REQUIREMENTS
Locate each line with the string "бараньих" in the listing below and copy it.

RECORD EXCERPTS
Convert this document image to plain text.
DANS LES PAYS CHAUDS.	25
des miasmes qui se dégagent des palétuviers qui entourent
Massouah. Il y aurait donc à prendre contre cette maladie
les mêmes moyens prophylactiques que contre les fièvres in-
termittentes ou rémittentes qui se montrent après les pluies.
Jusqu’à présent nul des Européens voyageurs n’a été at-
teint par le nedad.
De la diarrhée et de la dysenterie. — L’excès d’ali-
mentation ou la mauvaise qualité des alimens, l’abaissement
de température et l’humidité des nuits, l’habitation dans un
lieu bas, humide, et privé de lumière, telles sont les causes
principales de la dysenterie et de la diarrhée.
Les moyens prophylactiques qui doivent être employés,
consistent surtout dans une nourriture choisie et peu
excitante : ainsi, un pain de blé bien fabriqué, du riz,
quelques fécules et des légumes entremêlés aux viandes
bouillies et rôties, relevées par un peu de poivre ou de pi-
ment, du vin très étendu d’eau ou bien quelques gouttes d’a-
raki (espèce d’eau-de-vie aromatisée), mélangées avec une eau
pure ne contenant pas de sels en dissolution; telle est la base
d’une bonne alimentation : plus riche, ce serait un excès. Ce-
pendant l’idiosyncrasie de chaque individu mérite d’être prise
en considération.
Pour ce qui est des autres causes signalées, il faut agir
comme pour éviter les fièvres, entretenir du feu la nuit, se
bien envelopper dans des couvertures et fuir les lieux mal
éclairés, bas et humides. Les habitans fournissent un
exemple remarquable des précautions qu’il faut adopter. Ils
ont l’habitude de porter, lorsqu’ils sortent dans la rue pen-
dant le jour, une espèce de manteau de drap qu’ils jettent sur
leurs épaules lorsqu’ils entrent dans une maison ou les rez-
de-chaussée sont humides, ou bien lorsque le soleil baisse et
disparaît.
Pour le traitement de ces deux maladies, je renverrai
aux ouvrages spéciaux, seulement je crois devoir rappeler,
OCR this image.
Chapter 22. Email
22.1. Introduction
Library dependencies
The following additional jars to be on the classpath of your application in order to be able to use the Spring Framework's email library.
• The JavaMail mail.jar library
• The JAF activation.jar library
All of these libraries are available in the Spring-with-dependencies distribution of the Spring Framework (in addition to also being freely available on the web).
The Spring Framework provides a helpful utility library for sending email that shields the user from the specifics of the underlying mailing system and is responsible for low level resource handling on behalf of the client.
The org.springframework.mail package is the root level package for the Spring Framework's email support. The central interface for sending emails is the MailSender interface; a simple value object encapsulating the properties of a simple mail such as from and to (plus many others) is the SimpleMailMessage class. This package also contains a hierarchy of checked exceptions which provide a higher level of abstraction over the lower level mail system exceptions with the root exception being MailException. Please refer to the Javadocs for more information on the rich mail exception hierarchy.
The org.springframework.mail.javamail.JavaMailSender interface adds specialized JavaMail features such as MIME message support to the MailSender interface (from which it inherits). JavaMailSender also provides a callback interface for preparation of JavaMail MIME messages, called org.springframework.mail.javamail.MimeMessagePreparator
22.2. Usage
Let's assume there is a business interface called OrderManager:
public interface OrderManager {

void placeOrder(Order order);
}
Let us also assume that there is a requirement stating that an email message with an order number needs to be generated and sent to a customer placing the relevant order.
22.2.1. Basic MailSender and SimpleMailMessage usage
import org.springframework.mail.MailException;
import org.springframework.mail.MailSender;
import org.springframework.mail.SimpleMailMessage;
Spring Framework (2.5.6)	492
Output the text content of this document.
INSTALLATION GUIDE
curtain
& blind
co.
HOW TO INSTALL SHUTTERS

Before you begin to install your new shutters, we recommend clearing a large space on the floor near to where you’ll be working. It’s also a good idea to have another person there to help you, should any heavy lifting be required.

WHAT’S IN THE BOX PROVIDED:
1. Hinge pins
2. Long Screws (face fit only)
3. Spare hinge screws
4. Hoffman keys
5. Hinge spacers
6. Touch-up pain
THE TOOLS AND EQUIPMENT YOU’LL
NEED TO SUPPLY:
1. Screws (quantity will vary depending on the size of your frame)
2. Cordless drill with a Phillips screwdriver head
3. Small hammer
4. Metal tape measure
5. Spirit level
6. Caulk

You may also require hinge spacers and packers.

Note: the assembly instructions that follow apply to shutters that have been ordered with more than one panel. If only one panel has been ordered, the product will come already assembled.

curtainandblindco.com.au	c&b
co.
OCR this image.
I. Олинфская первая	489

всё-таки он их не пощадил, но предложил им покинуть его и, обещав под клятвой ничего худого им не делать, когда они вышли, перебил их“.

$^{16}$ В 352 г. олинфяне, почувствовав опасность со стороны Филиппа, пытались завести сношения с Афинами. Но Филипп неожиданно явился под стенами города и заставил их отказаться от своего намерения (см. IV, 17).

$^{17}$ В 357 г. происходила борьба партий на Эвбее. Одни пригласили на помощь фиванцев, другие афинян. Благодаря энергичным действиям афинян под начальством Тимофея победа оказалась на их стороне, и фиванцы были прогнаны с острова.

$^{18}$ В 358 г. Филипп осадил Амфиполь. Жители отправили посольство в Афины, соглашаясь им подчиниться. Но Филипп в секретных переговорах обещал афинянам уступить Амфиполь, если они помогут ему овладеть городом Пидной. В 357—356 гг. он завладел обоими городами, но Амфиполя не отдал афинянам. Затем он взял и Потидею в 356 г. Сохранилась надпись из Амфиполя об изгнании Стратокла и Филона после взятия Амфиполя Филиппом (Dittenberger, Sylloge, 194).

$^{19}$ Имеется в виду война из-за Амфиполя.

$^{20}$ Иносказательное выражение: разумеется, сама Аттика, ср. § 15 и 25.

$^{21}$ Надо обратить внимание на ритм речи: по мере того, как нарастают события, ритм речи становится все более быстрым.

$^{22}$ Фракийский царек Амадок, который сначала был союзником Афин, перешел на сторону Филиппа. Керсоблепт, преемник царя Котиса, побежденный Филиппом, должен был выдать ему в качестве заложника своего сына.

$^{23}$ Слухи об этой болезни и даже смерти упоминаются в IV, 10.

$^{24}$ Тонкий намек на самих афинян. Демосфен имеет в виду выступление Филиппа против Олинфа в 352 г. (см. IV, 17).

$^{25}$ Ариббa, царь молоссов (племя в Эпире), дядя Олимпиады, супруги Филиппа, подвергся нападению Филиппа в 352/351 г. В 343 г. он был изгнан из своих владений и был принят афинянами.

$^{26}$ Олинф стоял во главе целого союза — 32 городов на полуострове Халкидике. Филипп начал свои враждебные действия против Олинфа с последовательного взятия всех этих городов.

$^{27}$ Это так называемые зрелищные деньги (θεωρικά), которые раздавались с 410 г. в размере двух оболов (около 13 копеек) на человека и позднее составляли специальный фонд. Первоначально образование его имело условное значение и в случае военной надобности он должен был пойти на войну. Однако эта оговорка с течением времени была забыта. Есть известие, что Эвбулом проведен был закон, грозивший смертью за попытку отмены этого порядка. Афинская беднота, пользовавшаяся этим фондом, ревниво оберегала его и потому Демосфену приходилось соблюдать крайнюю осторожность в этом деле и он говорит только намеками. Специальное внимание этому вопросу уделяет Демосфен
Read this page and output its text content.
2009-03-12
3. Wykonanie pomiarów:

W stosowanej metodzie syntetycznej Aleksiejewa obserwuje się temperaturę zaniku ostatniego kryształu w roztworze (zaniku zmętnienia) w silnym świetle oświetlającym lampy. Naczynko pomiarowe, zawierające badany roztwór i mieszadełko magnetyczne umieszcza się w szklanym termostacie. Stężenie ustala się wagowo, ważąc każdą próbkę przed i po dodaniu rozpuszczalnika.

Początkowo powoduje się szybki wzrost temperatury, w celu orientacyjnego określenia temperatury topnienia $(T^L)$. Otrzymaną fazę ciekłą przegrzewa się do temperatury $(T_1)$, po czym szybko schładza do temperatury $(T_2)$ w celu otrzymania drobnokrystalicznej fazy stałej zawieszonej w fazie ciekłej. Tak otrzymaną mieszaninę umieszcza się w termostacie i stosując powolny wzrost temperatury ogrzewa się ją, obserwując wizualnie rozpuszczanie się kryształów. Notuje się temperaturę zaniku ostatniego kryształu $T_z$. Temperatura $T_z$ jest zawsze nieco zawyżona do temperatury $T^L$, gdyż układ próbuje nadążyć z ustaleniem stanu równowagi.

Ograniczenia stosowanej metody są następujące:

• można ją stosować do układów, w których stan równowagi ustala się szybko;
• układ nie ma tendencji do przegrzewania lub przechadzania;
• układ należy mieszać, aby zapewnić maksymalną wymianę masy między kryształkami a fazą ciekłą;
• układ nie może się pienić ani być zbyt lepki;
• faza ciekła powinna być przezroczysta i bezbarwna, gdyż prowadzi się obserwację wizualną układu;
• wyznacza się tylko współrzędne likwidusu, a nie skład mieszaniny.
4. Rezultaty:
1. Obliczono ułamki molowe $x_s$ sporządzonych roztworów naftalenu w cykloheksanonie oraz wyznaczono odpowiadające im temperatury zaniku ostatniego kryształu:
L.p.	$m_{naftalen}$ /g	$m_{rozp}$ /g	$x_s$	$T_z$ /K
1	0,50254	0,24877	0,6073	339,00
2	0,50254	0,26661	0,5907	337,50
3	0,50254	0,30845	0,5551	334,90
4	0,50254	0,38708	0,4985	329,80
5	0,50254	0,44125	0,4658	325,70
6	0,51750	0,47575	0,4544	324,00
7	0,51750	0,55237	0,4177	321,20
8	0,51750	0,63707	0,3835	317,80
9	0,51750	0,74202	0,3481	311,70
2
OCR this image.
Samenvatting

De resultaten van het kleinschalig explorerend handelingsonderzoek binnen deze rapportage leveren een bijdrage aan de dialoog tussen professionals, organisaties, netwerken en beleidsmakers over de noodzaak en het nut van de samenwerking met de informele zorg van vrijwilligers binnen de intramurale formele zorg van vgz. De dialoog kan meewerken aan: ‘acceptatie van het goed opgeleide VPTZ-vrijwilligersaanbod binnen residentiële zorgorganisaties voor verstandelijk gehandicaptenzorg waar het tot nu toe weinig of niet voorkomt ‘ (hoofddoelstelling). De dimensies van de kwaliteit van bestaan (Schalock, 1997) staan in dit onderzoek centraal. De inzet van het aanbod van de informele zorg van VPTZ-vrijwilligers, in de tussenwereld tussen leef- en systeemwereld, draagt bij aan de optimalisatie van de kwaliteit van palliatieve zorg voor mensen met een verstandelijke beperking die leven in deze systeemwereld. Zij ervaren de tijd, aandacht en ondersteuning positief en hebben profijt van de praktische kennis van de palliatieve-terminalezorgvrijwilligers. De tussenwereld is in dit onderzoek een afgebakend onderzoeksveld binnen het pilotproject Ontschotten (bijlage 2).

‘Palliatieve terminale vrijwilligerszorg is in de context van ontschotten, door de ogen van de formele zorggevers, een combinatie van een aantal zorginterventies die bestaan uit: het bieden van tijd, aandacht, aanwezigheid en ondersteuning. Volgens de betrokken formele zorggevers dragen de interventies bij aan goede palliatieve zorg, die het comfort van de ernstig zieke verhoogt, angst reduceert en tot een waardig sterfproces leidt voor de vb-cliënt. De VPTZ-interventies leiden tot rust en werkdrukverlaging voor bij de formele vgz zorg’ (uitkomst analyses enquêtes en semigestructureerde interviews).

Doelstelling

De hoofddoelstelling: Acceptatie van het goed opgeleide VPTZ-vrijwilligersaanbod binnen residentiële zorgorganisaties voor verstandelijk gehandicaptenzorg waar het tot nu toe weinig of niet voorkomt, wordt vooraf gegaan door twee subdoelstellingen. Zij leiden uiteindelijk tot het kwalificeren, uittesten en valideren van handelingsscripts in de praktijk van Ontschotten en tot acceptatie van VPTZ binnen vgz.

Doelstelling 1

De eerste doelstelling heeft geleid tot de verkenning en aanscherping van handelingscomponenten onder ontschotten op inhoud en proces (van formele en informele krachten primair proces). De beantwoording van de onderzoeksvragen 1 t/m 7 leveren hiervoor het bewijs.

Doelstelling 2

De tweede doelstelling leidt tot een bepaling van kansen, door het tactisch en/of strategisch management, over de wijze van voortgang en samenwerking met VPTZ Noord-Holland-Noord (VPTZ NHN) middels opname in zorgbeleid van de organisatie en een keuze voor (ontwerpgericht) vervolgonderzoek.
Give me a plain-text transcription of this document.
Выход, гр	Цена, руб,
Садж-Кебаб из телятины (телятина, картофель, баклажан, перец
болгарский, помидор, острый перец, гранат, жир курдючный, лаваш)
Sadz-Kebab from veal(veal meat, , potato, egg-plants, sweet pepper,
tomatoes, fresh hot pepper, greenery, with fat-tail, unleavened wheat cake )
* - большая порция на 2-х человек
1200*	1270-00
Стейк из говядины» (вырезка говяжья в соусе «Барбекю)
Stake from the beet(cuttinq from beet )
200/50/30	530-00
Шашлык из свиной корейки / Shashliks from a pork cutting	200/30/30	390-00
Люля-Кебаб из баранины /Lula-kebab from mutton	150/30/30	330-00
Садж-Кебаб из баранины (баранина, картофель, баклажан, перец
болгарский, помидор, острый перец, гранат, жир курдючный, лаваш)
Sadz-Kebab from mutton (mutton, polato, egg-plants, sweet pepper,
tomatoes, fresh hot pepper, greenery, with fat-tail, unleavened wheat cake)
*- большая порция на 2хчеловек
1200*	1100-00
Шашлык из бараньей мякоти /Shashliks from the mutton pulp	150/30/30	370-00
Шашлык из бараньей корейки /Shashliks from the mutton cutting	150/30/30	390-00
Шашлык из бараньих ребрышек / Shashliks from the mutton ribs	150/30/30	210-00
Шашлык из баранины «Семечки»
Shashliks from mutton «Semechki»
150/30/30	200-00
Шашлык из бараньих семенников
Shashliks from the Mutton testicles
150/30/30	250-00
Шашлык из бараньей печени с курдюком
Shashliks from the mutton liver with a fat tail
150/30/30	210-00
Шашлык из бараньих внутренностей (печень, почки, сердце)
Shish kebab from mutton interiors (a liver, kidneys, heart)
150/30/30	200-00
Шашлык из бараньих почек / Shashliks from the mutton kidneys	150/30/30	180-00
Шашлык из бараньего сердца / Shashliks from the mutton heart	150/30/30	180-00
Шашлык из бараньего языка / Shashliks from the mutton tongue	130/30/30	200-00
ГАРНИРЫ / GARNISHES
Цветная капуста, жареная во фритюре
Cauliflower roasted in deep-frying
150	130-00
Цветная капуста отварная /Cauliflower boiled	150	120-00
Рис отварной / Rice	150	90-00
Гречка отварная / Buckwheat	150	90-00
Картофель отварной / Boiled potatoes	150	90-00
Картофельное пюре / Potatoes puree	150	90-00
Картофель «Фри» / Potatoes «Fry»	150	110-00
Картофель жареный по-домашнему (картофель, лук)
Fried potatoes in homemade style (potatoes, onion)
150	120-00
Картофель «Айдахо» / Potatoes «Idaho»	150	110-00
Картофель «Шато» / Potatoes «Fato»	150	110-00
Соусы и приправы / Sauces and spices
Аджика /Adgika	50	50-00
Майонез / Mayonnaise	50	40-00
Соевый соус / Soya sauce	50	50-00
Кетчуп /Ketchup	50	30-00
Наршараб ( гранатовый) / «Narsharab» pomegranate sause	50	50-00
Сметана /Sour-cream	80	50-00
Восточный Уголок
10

EXERCISE RESULT
Шашлык из бараньих ребрышек / Shashliks from the mutton ribs	150/30/30	210-00
Шашлык из бараньих семенников
Шашлык из бараньих внутренностей (печень, почки, сердце)
Шашлык из бараньих почек / Shashliks from the mutton kidneys	150/30/30	180-00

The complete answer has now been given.